Rewrite the data from its first line up to and including the line with "573, 783, 650]", changing "cell-vr" to "cell-type" and leaving everything else as is.

> _THE INPUT_:
****************

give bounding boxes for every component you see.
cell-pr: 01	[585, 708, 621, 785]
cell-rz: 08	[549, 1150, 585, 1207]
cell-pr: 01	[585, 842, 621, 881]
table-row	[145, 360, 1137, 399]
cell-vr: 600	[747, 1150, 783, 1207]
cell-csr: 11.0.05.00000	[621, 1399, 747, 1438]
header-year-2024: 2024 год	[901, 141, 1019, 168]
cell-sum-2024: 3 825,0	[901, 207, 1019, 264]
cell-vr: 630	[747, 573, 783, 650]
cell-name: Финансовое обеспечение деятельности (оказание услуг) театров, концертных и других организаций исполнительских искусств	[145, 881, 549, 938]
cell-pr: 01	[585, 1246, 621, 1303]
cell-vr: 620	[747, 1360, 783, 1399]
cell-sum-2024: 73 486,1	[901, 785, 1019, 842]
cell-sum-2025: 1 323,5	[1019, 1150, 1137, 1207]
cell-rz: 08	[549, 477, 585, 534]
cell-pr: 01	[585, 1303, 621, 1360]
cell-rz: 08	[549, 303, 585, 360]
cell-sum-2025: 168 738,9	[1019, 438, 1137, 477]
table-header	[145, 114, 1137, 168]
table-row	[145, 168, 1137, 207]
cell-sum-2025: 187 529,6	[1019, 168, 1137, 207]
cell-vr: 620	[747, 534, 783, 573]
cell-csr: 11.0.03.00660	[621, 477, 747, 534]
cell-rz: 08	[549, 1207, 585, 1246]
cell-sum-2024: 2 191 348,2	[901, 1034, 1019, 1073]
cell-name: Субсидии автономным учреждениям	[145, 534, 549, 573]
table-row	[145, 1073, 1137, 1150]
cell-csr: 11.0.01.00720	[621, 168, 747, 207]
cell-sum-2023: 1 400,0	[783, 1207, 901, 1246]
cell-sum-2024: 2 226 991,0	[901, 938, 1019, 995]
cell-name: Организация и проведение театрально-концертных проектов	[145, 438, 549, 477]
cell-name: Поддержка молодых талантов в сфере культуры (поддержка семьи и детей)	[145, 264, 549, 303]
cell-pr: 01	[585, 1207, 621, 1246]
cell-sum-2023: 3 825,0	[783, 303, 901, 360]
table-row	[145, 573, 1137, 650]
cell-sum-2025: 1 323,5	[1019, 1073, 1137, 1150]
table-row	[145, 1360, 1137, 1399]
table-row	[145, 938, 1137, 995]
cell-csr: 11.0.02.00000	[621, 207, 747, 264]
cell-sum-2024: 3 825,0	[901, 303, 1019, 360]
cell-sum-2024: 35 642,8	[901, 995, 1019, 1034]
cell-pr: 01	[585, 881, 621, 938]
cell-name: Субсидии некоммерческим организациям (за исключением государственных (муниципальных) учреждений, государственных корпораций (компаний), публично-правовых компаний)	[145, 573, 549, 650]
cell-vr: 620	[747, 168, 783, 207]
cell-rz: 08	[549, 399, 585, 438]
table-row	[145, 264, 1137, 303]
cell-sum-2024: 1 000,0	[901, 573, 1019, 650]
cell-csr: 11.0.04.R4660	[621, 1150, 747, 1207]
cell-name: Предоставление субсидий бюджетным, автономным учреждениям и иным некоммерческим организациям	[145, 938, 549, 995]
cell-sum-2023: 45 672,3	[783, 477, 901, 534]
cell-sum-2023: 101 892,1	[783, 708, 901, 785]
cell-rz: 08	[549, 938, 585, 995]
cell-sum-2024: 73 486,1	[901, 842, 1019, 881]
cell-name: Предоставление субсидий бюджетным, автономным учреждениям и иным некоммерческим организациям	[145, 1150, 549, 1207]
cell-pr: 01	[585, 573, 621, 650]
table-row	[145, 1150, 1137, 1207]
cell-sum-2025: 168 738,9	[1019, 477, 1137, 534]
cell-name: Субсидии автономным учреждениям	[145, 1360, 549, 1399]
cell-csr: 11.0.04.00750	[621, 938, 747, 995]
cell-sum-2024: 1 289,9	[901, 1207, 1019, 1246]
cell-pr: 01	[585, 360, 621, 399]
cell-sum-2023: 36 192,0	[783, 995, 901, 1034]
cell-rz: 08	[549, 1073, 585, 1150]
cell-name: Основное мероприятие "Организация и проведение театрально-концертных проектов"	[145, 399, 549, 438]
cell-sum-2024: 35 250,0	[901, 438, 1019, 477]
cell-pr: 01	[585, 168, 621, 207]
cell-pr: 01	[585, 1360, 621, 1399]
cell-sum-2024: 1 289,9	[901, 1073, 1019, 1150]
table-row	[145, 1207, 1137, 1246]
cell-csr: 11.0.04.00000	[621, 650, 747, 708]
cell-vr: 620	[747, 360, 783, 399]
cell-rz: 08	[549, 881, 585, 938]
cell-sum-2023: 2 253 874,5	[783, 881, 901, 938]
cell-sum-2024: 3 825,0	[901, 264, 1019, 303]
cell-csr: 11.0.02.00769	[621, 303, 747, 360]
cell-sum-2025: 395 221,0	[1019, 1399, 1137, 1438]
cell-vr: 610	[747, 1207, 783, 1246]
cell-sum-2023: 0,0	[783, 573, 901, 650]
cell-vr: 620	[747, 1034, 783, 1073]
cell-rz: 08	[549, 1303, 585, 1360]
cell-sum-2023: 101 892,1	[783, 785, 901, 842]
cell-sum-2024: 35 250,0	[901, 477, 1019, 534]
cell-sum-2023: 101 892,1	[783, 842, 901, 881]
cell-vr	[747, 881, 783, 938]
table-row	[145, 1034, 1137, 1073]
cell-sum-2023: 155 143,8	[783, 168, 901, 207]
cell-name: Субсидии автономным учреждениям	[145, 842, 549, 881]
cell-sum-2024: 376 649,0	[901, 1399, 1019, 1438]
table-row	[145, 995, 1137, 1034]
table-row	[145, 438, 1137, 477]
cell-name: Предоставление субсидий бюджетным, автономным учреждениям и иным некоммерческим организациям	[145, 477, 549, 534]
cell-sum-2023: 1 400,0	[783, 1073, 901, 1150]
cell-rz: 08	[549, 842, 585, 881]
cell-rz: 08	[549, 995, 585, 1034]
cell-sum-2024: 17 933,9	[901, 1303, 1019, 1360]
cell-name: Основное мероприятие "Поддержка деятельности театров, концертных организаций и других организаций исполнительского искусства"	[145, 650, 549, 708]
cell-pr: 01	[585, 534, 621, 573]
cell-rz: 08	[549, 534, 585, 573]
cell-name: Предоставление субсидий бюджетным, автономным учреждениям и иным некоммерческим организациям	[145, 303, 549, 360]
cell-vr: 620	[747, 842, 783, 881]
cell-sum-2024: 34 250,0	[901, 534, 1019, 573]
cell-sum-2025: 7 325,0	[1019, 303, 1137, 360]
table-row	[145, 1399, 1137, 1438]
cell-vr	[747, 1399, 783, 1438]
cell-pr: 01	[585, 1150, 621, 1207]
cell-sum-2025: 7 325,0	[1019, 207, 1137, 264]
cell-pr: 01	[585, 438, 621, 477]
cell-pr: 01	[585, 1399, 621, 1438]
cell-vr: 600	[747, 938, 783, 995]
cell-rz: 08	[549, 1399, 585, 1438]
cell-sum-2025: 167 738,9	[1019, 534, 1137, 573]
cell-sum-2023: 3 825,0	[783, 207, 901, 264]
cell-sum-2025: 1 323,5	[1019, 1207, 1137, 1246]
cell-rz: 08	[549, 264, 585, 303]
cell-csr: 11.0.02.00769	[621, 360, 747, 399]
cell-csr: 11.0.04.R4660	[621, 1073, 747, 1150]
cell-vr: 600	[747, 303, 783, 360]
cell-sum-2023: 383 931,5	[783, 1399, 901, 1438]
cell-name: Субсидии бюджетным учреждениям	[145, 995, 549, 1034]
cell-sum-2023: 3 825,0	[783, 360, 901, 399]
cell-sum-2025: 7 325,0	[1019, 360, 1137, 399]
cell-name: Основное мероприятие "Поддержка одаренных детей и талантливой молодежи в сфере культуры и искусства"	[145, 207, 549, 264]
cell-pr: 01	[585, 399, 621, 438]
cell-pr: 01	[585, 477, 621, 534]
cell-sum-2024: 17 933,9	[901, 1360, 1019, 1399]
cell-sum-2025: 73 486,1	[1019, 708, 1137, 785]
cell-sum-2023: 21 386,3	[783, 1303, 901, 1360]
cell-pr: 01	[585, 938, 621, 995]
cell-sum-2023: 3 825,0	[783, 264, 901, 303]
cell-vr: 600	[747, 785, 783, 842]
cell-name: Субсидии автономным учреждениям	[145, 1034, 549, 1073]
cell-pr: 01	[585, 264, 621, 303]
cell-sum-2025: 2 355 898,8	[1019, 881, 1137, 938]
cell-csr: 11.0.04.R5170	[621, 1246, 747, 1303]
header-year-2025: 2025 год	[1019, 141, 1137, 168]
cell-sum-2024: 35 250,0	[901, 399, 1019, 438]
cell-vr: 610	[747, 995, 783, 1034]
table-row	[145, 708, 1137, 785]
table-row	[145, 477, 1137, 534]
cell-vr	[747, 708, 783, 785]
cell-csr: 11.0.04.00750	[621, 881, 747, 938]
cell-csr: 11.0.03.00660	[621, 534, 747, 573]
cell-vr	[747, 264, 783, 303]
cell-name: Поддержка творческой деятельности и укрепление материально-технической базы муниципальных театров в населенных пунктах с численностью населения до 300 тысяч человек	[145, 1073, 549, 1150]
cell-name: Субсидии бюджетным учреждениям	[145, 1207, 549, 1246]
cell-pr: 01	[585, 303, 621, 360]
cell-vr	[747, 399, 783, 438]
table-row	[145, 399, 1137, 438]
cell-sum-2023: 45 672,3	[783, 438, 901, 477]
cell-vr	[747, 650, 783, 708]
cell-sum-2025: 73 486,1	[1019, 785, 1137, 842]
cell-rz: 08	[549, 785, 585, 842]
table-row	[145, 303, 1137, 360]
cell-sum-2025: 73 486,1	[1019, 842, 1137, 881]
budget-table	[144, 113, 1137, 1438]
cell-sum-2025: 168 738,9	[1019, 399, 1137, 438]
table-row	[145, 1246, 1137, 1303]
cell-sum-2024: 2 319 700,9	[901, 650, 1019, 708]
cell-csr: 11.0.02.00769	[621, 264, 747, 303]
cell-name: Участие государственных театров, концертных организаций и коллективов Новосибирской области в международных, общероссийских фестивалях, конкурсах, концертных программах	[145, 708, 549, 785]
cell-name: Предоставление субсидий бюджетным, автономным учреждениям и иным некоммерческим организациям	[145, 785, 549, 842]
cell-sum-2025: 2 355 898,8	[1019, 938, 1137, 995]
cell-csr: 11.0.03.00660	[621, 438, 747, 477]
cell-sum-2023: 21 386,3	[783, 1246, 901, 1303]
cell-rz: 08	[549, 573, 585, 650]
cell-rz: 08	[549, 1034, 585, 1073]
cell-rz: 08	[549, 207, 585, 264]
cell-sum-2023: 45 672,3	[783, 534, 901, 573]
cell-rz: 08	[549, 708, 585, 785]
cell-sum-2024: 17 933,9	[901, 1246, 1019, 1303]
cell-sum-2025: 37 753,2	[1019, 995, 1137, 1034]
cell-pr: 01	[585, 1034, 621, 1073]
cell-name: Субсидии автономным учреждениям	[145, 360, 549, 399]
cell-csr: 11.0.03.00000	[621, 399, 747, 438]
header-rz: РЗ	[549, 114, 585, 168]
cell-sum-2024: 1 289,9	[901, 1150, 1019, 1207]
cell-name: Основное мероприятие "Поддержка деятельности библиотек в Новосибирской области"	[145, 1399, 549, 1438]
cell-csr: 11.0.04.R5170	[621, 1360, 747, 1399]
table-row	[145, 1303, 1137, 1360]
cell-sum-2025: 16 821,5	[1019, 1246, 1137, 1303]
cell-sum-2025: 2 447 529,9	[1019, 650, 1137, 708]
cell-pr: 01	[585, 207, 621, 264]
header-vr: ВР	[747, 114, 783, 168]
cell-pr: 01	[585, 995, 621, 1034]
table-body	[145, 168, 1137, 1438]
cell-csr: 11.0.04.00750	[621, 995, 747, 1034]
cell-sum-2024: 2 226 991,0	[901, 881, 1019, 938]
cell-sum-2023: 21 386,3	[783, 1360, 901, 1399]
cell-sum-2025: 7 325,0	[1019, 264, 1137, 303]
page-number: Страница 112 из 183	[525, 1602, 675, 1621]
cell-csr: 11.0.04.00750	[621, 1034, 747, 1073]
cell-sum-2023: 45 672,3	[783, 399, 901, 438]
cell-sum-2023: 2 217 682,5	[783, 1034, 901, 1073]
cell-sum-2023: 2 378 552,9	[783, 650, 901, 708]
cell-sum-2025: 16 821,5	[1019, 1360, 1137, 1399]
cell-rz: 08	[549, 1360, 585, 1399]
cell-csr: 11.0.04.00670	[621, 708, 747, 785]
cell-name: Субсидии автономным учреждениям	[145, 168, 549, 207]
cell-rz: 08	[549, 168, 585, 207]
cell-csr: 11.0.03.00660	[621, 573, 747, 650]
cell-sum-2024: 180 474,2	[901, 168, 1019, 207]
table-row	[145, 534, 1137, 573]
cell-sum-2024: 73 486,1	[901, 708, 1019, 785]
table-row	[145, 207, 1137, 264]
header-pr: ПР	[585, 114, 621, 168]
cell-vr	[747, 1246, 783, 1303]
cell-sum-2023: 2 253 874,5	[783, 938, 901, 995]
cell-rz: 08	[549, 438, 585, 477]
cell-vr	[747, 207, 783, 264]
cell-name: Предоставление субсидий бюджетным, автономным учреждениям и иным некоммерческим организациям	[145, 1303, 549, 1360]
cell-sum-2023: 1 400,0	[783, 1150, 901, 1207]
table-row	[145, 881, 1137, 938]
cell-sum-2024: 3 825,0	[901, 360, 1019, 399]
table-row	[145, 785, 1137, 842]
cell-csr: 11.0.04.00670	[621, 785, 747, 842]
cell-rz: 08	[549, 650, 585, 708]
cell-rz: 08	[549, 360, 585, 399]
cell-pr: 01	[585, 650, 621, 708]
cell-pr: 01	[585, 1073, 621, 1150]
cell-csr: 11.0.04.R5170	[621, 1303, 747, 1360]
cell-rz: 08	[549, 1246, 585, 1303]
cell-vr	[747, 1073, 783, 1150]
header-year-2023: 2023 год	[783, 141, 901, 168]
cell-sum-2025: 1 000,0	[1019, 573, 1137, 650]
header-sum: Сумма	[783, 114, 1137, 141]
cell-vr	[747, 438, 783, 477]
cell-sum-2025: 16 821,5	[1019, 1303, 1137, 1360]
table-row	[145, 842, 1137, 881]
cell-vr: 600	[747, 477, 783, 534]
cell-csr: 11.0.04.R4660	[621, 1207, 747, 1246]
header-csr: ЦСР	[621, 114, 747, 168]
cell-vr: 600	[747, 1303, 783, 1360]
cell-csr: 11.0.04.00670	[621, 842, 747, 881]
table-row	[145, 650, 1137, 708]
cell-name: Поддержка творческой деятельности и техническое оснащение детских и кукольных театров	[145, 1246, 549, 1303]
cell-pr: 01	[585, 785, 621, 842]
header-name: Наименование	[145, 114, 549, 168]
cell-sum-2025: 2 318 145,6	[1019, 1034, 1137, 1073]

****************

> _RIGHT ANSWER_:
give bounding boxes for every component you see.
cell-pr: 01	[585, 708, 621, 785]
cell-rz: 08	[549, 1150, 585, 1207]
cell-pr: 01	[585, 842, 621, 881]
table-row	[145, 360, 1137, 399]
cell-type: 600	[747, 1150, 783, 1207]
cell-csr: 11.0.05.00000	[621, 1399, 747, 1438]
header-year-2024: 2024 год	[901, 141, 1019, 168]
cell-sum-2024: 3 825,0	[901, 207, 1019, 264]
cell-type: 630	[747, 573, 783, 650]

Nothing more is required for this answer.